**Given instruction**
Extract every line below that contains the word "health".

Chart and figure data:
**********
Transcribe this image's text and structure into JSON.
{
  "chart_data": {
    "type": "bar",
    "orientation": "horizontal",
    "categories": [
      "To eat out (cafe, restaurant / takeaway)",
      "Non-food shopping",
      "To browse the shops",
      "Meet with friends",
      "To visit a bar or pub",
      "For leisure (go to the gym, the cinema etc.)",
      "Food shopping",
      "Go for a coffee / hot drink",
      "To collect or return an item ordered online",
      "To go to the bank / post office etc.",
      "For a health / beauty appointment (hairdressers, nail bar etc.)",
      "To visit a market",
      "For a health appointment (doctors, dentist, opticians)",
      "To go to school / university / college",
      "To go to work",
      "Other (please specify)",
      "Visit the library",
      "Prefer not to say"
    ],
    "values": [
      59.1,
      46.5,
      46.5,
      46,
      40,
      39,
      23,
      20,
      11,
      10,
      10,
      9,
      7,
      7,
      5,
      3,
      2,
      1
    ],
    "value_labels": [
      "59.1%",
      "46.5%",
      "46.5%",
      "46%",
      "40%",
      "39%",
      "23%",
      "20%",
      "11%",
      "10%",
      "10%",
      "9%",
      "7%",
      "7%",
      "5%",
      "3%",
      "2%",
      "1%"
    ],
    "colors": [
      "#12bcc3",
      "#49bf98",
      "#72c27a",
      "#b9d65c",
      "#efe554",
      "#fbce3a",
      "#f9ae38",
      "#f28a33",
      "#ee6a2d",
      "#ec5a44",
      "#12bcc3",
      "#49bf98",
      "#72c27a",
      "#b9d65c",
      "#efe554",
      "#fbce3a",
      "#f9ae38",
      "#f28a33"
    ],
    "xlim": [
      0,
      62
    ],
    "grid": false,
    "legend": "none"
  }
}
**********
**Answer to the exercise**
      "For a health / beauty appointment (hairdressers, nail bar etc.)",
      "For a health appointment (doctors, dentist, opticians)",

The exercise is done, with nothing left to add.